■ Set problem ■
Beneath this task is a listing. State how many of its lines include the string "February", giving nothing but the number.
— Begin Stored records —
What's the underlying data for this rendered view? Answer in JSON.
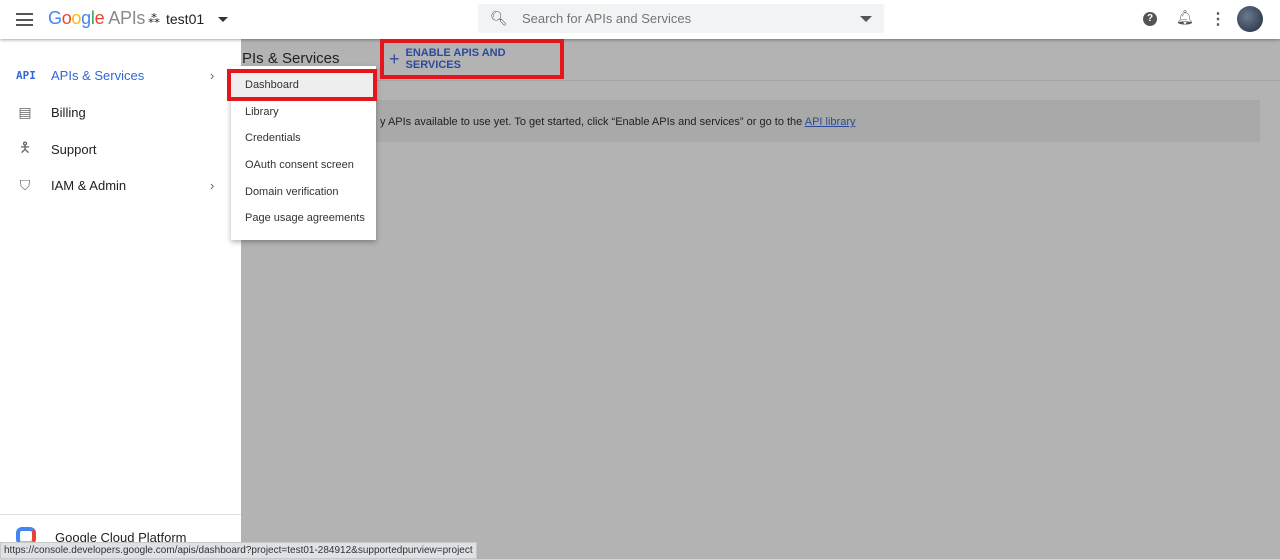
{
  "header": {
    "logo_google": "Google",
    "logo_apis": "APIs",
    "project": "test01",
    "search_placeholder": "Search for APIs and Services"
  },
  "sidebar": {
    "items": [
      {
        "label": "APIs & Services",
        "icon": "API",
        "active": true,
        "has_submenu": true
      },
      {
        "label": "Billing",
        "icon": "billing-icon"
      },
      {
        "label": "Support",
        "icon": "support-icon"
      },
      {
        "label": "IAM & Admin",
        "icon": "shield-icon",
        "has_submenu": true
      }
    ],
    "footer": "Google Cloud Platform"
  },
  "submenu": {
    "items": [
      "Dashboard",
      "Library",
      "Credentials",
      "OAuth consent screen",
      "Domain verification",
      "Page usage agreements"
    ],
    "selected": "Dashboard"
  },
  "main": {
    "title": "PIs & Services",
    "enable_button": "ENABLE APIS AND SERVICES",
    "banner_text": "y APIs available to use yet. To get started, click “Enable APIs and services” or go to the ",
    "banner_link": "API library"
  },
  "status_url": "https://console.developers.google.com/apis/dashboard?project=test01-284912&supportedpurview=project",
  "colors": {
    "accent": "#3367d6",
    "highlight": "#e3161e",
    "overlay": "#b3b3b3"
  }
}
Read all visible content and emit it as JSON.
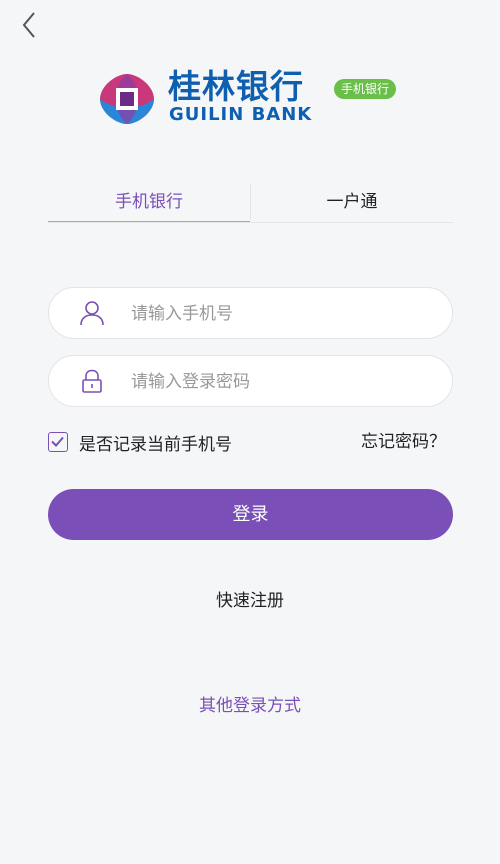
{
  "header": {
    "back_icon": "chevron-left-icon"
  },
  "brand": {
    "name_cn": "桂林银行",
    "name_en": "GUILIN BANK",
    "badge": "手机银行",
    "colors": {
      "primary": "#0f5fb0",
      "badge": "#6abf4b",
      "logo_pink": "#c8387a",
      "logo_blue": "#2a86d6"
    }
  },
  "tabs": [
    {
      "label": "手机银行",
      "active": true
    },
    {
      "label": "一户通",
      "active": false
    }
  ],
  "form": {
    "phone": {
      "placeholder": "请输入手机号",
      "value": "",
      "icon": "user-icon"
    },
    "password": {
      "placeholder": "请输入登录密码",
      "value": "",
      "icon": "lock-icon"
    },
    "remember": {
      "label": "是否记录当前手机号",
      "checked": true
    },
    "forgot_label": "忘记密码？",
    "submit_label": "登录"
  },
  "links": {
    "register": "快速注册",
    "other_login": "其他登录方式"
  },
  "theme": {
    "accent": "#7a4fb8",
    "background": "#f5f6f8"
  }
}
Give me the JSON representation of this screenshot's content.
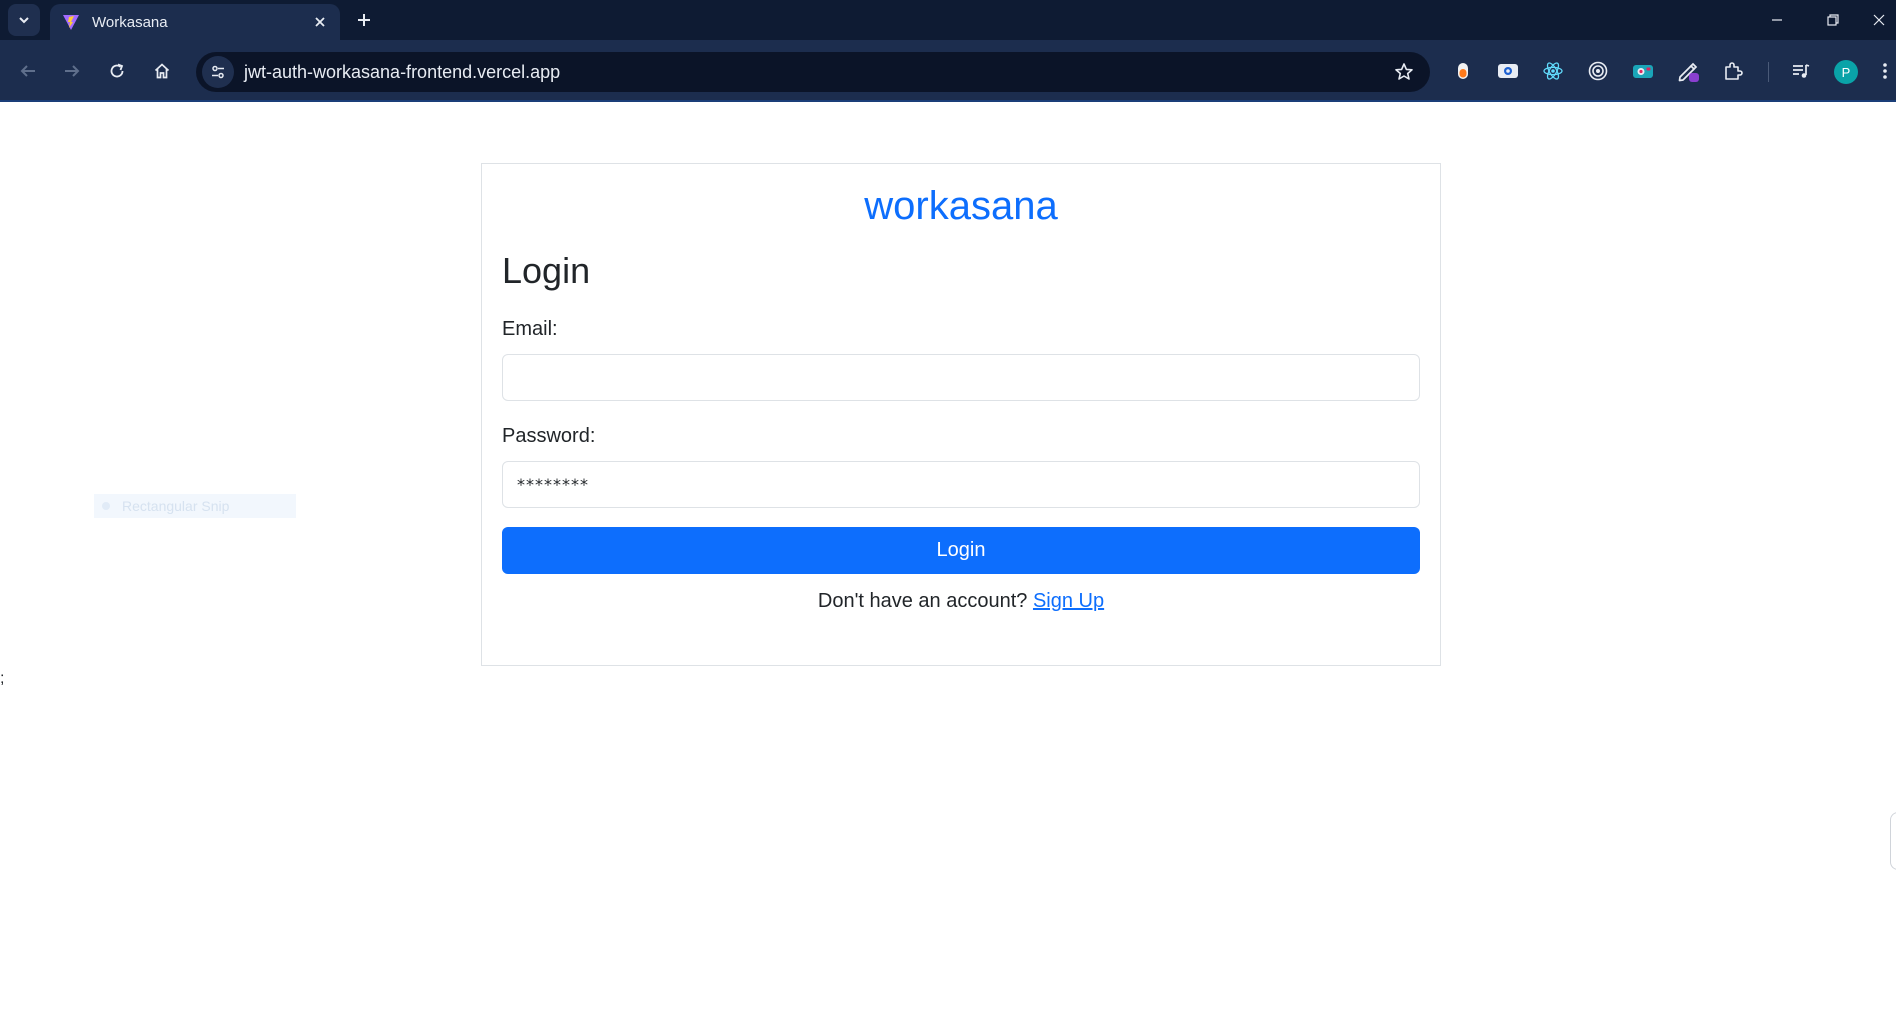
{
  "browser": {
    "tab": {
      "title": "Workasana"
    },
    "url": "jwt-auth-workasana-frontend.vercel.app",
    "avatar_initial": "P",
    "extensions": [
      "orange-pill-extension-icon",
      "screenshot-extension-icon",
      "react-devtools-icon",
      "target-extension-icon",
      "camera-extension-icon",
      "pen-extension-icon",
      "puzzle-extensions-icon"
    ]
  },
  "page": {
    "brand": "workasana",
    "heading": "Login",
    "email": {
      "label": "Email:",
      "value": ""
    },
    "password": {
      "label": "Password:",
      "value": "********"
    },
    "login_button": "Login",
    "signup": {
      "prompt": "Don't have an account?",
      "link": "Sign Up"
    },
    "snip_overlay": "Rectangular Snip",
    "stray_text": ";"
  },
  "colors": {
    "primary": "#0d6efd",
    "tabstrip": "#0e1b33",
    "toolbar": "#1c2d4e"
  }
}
— End Stored records —
— Begin Stored records —
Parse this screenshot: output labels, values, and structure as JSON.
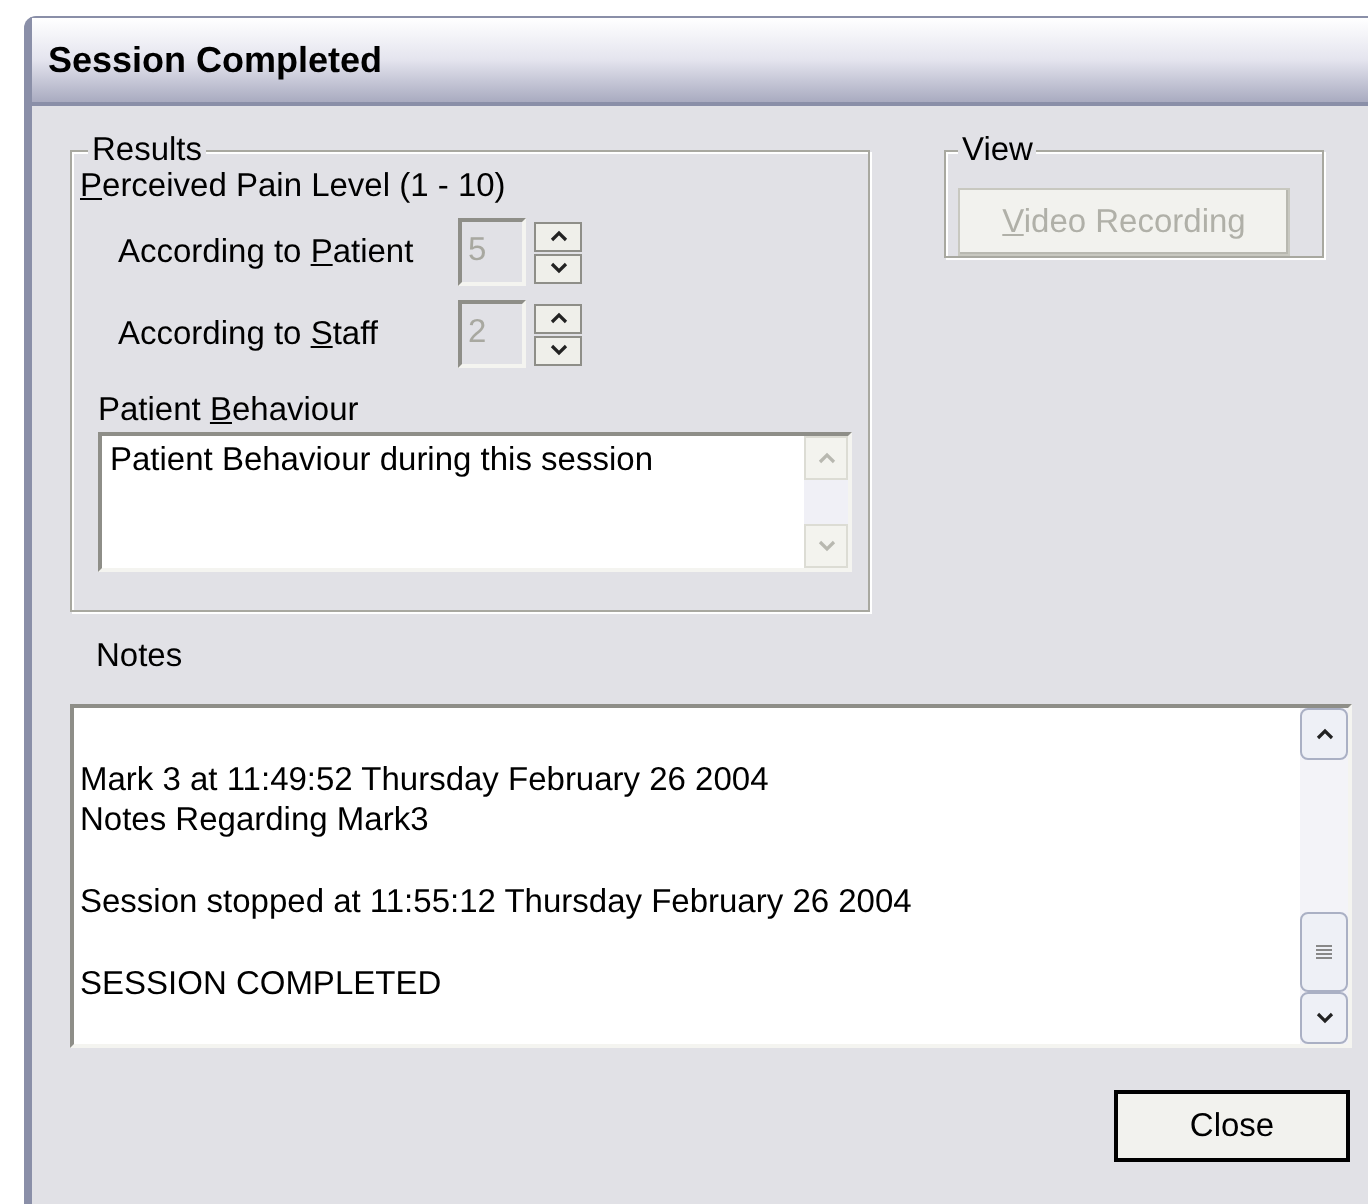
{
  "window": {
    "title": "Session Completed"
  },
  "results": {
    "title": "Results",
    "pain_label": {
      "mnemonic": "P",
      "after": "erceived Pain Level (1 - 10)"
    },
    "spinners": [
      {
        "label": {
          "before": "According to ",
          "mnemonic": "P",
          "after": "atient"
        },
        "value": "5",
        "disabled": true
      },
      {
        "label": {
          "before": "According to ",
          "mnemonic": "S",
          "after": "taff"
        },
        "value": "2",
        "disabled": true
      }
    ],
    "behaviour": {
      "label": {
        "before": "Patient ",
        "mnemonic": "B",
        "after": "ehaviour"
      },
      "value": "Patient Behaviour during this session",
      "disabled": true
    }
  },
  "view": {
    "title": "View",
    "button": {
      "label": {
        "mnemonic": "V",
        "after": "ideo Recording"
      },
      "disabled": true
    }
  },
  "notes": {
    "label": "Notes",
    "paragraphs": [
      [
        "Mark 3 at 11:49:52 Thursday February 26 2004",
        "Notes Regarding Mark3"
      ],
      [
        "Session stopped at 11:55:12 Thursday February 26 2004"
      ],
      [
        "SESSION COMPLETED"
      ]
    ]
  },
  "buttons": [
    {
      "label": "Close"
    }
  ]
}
— End Stored records —
■ Answer to the task ■
2